(MATERIAL SHOWN)
※
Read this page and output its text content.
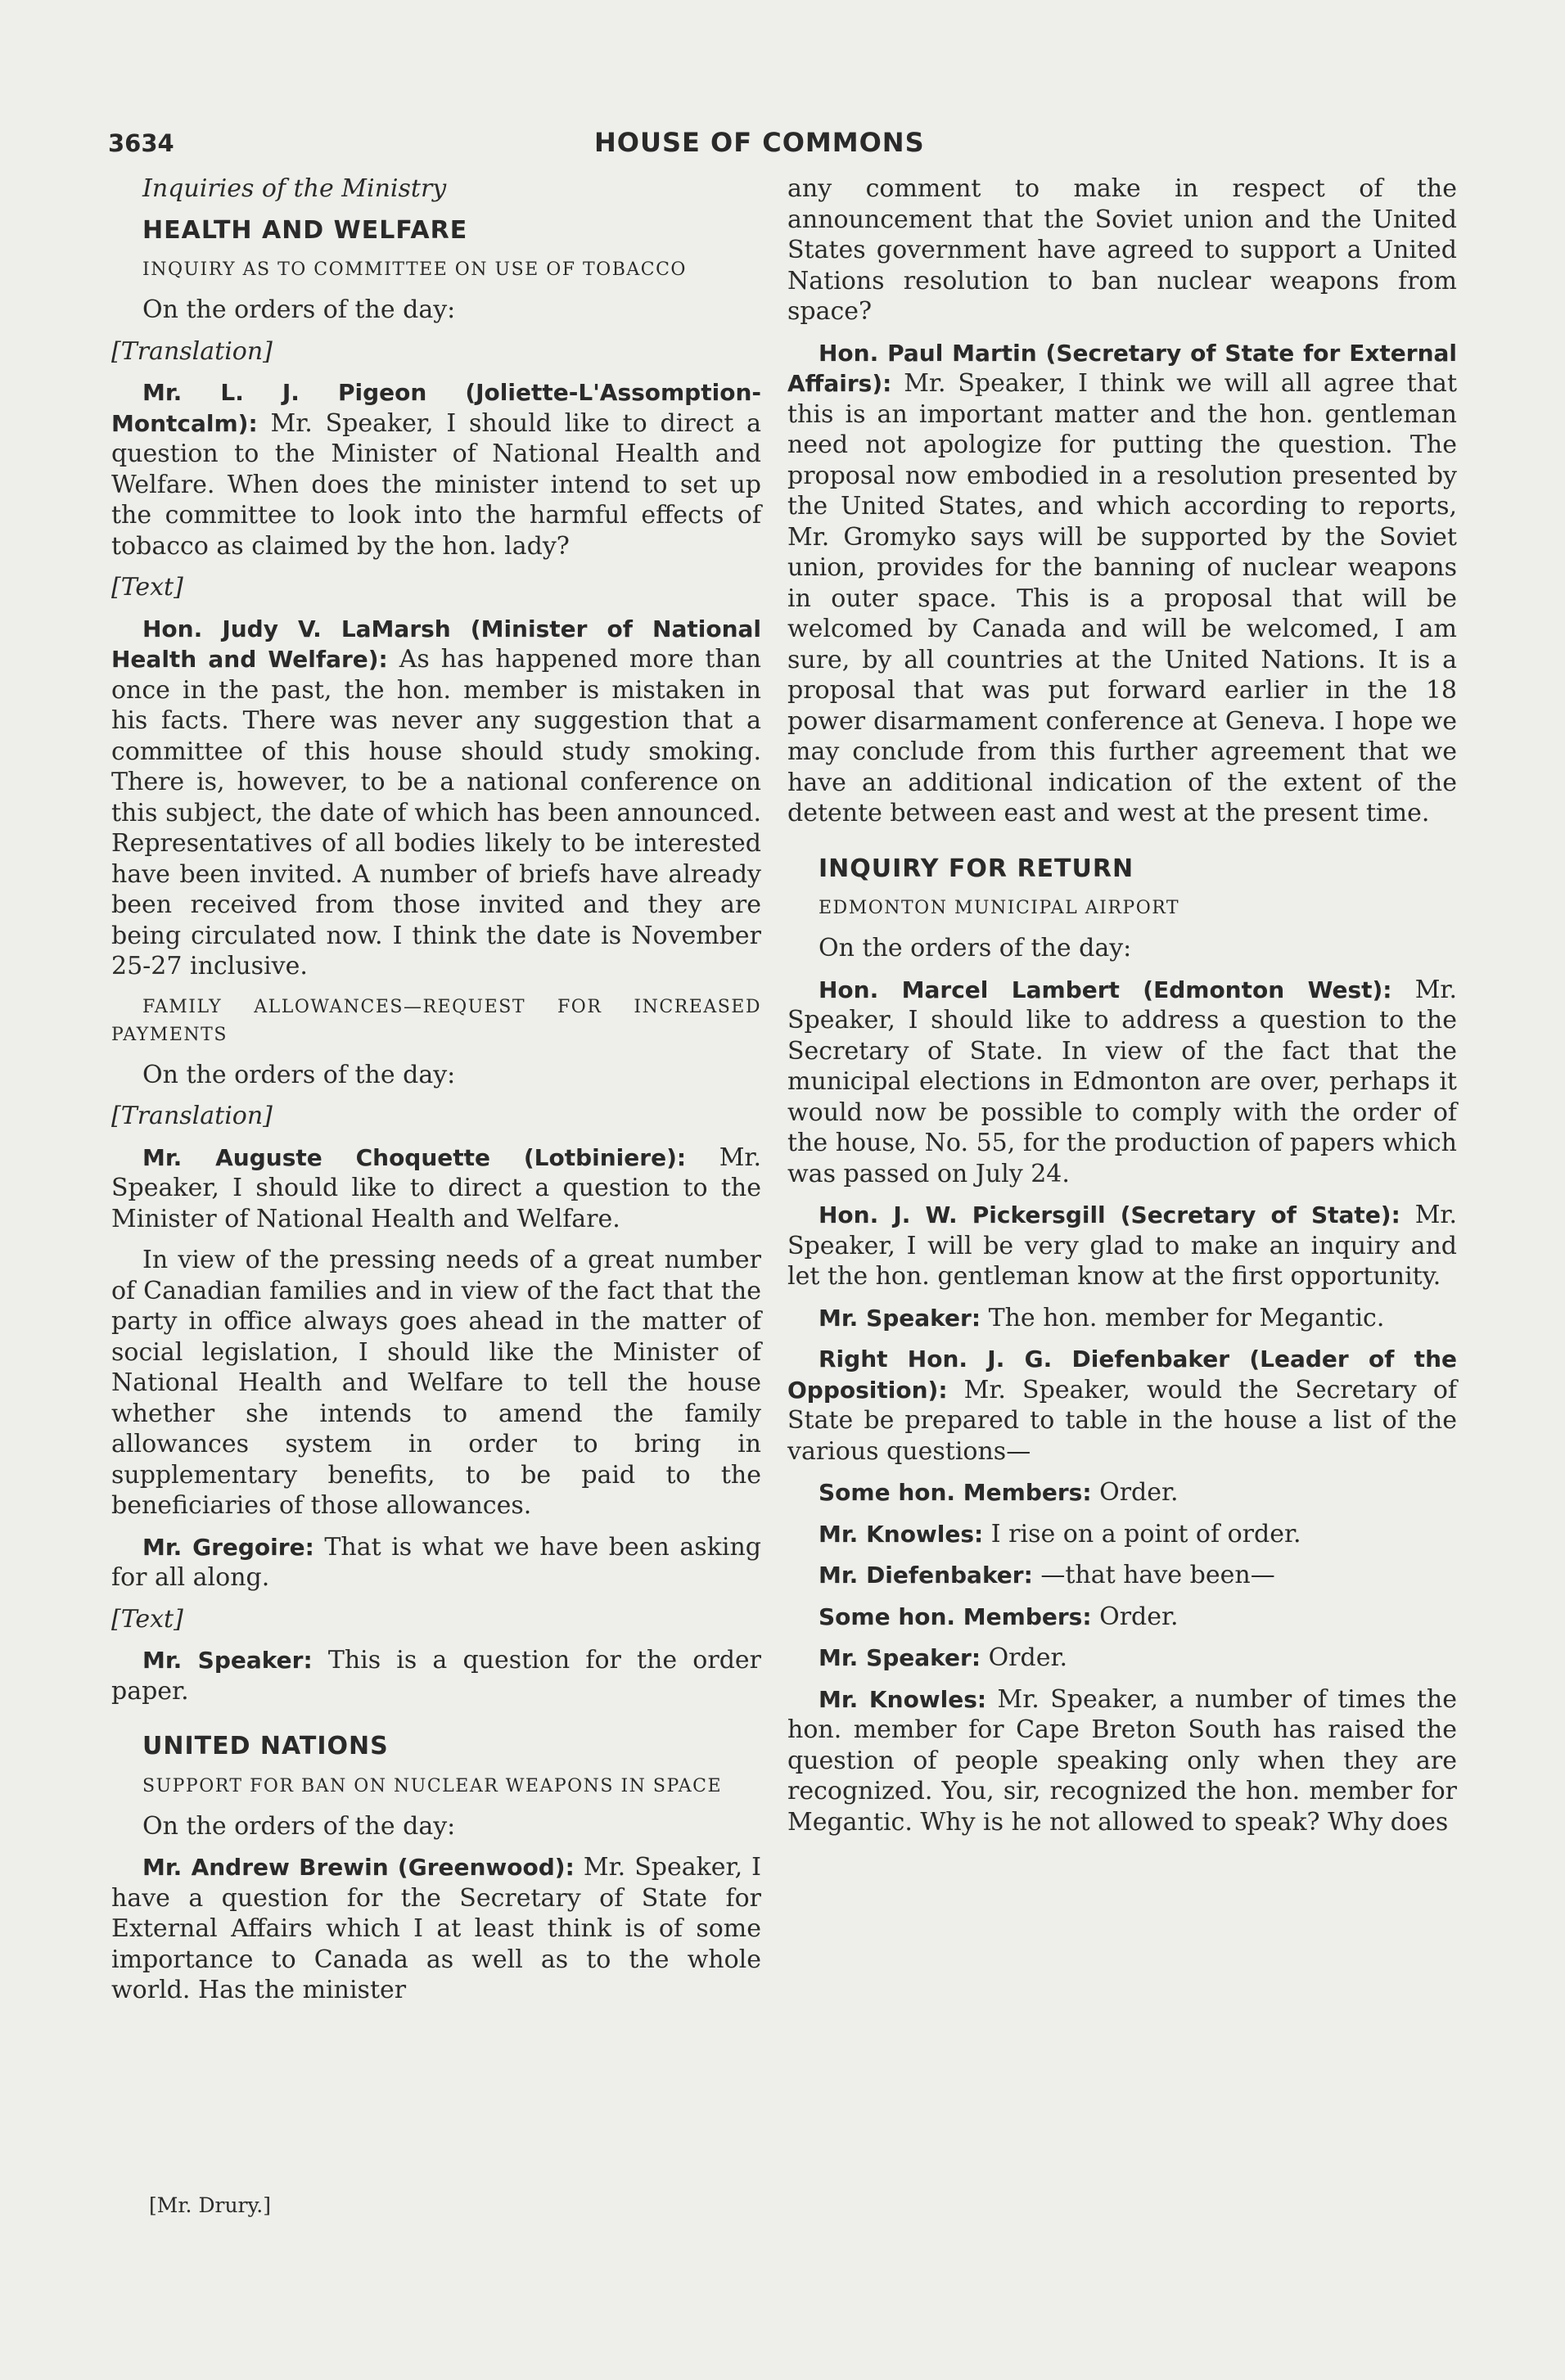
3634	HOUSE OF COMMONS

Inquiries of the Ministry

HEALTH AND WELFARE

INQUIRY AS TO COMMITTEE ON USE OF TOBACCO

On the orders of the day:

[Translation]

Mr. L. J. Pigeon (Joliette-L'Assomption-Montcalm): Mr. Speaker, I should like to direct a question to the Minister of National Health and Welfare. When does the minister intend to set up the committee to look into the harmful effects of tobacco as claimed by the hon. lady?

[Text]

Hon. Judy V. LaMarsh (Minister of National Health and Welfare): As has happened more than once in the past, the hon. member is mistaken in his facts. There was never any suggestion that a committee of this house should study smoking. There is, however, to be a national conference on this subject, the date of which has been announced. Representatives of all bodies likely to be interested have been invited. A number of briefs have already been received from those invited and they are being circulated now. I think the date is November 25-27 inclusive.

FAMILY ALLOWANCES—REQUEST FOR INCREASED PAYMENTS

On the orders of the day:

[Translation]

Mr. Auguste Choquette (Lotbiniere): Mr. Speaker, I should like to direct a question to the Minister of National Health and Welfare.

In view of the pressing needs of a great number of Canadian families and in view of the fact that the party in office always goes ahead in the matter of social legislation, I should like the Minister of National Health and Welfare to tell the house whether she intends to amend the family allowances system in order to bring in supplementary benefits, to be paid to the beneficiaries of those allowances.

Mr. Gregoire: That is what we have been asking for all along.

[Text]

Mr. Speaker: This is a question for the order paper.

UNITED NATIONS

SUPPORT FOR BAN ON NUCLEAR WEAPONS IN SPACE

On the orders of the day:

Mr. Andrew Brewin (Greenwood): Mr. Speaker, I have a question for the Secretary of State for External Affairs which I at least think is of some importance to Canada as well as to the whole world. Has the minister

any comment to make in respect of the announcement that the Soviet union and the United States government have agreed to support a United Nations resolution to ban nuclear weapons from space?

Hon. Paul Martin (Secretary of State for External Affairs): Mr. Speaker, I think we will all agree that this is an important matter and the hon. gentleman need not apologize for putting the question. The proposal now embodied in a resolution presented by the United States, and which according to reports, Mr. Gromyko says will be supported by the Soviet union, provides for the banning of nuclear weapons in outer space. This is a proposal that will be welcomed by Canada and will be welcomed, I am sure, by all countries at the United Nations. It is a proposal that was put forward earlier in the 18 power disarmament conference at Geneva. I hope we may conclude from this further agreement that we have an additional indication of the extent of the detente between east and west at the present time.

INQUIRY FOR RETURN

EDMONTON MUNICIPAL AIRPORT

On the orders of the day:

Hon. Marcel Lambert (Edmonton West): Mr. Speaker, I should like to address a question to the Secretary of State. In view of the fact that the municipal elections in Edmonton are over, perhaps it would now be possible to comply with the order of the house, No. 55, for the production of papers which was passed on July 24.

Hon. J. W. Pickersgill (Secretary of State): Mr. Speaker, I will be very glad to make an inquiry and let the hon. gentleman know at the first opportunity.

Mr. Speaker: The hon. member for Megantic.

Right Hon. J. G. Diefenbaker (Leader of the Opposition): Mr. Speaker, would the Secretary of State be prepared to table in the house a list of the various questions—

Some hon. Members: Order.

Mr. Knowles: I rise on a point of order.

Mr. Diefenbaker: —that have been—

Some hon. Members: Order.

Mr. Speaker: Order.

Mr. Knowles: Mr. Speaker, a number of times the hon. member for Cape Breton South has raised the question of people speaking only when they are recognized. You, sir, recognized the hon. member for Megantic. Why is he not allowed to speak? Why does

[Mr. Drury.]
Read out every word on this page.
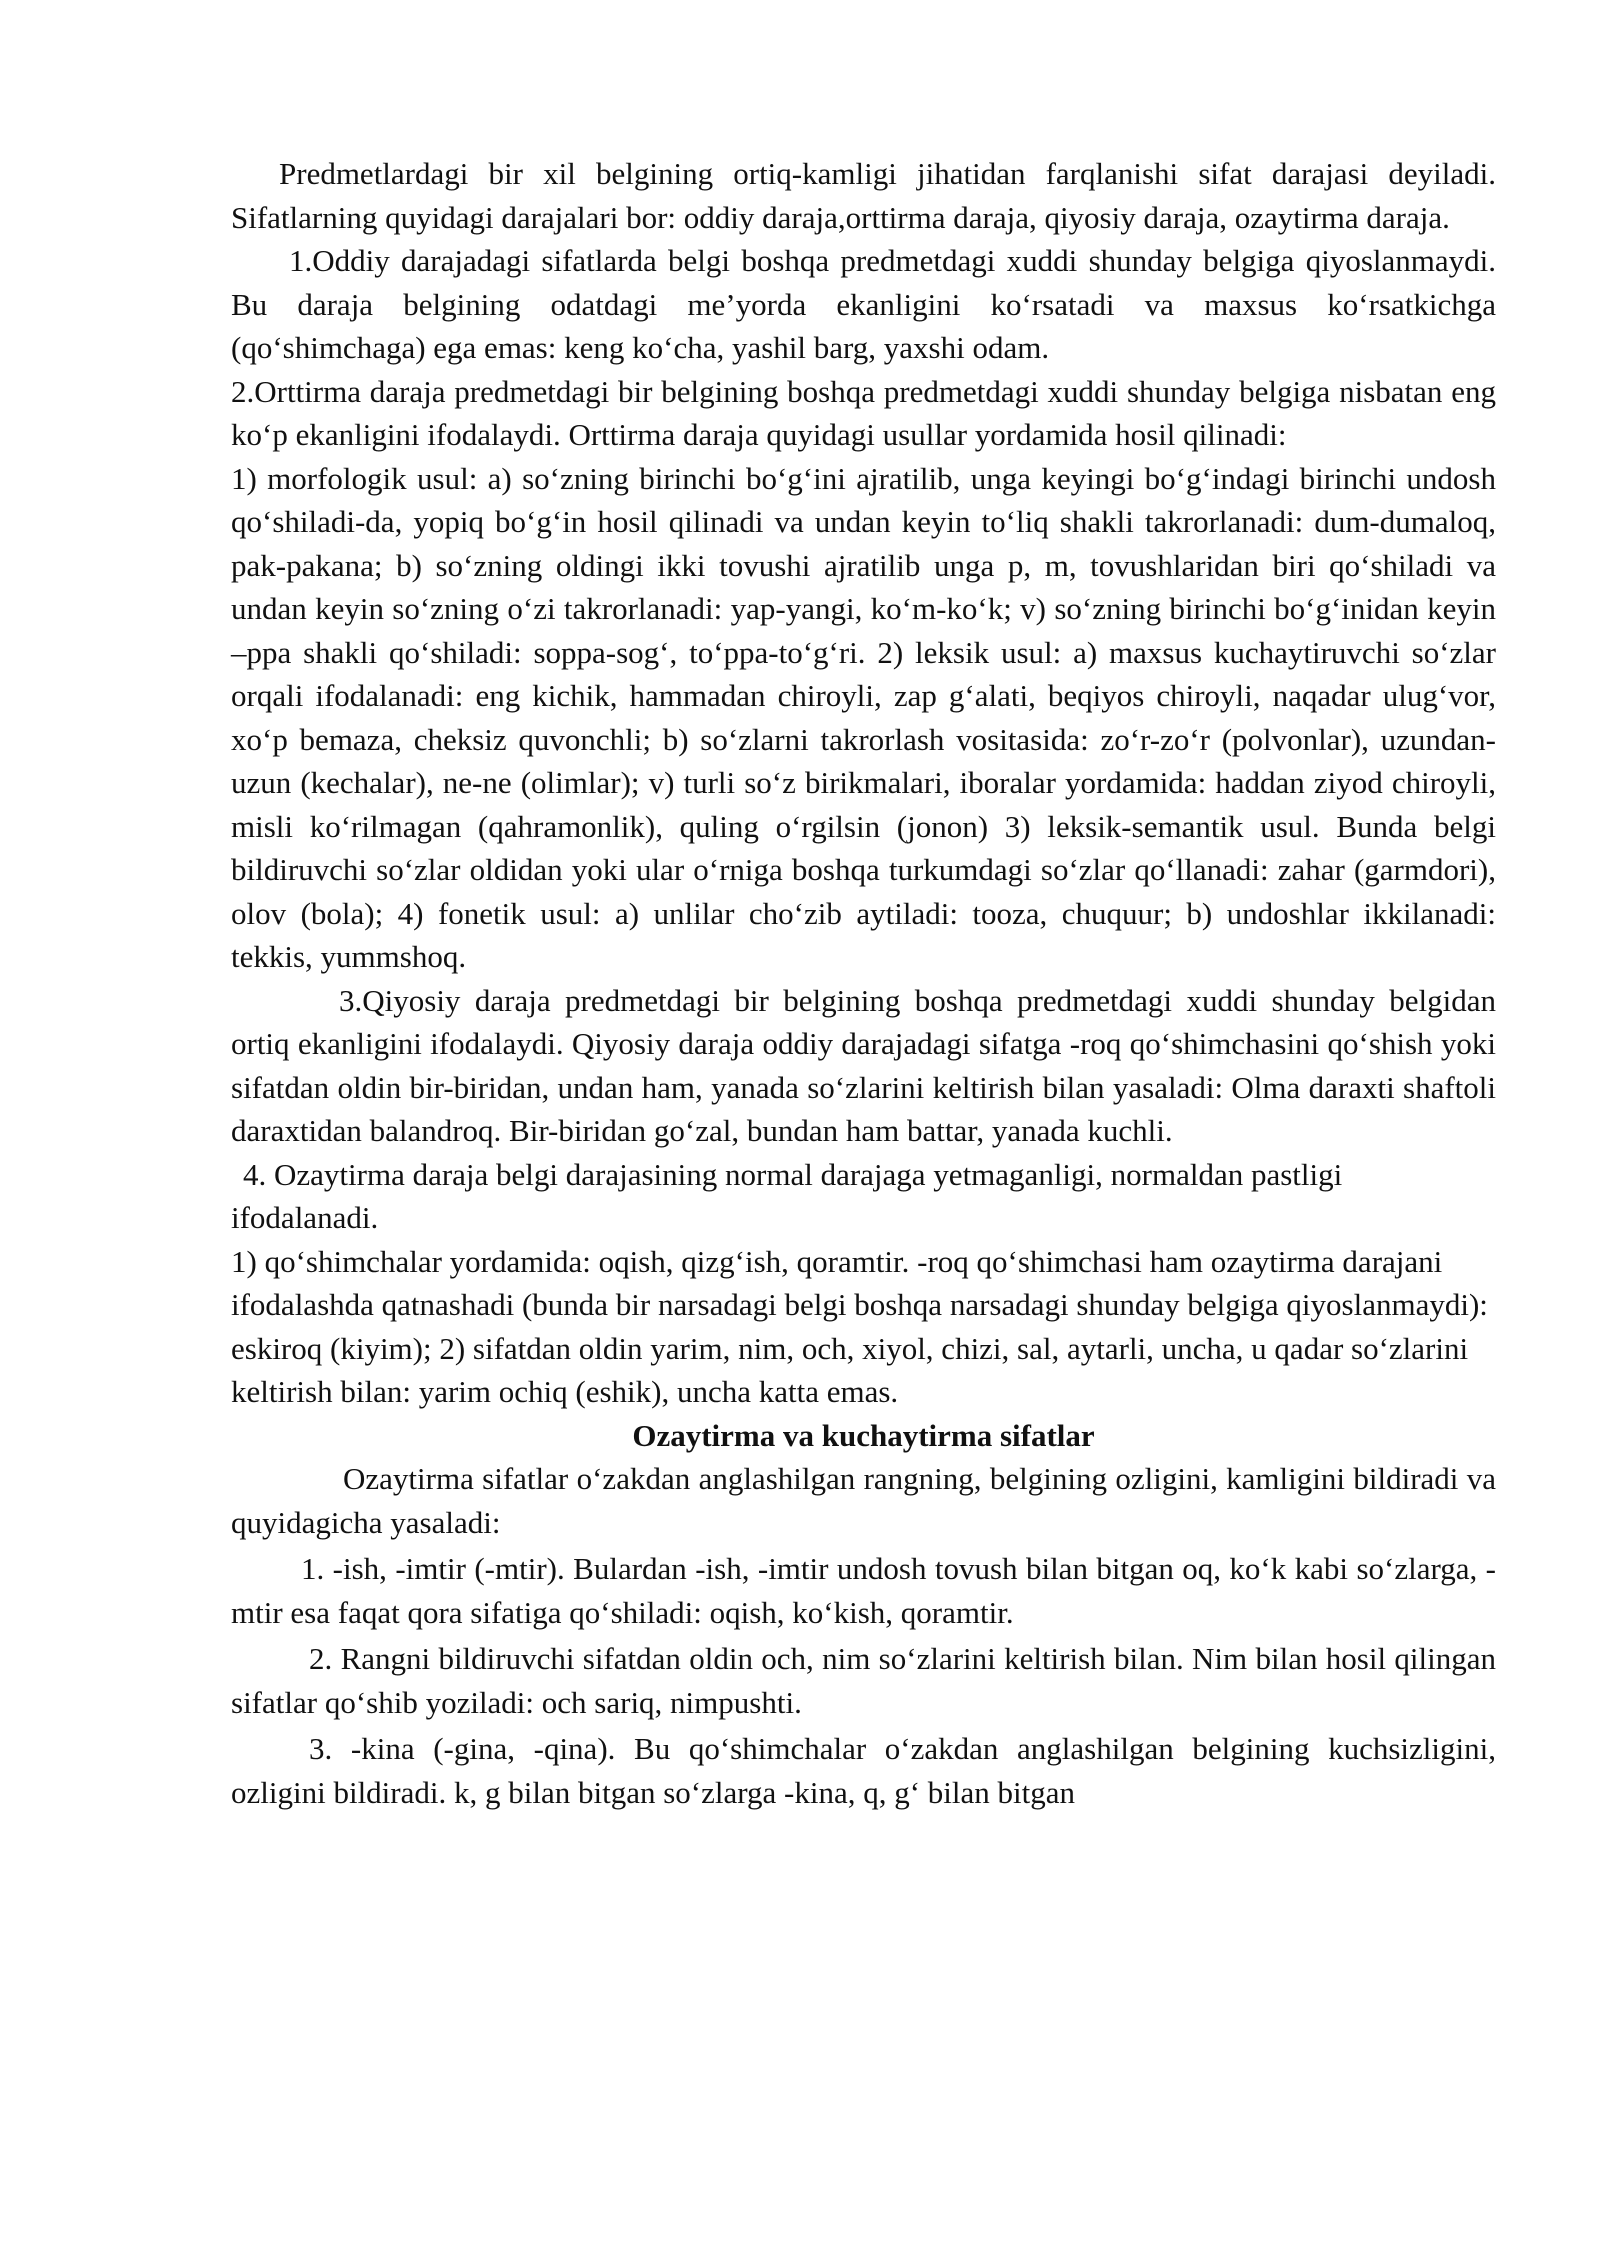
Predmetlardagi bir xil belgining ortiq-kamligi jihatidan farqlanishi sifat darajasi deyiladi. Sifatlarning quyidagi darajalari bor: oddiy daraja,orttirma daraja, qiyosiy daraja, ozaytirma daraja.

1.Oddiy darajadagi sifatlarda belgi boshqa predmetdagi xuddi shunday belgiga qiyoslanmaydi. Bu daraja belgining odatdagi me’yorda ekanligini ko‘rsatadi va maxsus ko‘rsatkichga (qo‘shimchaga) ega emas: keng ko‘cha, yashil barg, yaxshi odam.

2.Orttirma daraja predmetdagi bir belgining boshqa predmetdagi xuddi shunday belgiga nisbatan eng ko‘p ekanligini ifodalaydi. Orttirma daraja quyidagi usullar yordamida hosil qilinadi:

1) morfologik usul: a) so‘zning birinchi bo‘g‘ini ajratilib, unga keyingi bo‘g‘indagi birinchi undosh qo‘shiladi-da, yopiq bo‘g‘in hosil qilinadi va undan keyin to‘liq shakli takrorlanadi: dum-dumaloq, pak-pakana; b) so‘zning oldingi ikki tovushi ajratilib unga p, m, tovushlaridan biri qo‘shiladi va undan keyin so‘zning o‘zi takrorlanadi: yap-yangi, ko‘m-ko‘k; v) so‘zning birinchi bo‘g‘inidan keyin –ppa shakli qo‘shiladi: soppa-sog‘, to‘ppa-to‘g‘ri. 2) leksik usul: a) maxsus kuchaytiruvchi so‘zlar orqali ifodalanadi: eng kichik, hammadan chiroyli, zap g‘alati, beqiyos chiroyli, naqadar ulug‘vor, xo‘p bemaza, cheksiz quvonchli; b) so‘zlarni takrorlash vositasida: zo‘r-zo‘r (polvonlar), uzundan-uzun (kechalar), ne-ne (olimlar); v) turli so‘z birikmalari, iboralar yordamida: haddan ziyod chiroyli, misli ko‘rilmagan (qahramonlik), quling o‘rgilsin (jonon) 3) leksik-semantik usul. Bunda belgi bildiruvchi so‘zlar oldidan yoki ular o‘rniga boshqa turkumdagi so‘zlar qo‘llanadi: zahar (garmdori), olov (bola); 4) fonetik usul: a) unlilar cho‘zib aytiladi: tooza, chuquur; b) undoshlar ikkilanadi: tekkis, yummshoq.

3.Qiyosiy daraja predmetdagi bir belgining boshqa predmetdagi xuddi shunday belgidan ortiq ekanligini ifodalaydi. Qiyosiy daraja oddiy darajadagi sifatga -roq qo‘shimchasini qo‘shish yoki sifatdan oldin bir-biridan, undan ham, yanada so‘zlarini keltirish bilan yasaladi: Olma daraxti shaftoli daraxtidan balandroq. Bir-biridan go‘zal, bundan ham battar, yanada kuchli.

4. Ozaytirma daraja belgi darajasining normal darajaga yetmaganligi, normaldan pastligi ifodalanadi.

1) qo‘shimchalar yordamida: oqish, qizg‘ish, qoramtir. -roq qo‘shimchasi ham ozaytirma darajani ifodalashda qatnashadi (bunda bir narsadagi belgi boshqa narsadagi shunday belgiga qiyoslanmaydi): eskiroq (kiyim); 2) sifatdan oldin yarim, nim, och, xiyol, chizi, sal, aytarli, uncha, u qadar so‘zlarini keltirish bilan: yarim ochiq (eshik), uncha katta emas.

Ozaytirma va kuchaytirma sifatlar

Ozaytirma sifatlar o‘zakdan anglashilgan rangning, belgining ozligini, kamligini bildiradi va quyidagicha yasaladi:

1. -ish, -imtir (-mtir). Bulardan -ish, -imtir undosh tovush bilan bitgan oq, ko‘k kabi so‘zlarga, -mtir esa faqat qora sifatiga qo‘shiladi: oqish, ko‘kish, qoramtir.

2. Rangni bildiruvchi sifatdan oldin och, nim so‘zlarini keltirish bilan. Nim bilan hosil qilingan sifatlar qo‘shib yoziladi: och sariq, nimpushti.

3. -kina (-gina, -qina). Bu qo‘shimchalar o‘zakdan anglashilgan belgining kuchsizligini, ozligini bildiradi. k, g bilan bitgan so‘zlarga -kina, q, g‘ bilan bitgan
※
(SET EXERCISE) Filter the data, keeping only the lines that contain "bildiradi".

(RESPONSE TO THIS TASK)
Ozaytirma sifatlar o‘zakdan anglashilgan rangning, belgining ozligini, kamligini bildiradi va quyidagicha yasaladi:
3. -kina (-gina, -qina). Bu qo‘shimchalar o‘zakdan anglashilgan belgining kuchsizligini, ozligini bildiradi. k, g bilan bitgan so‘zlarga -kina, q, g‘ bilan bitgan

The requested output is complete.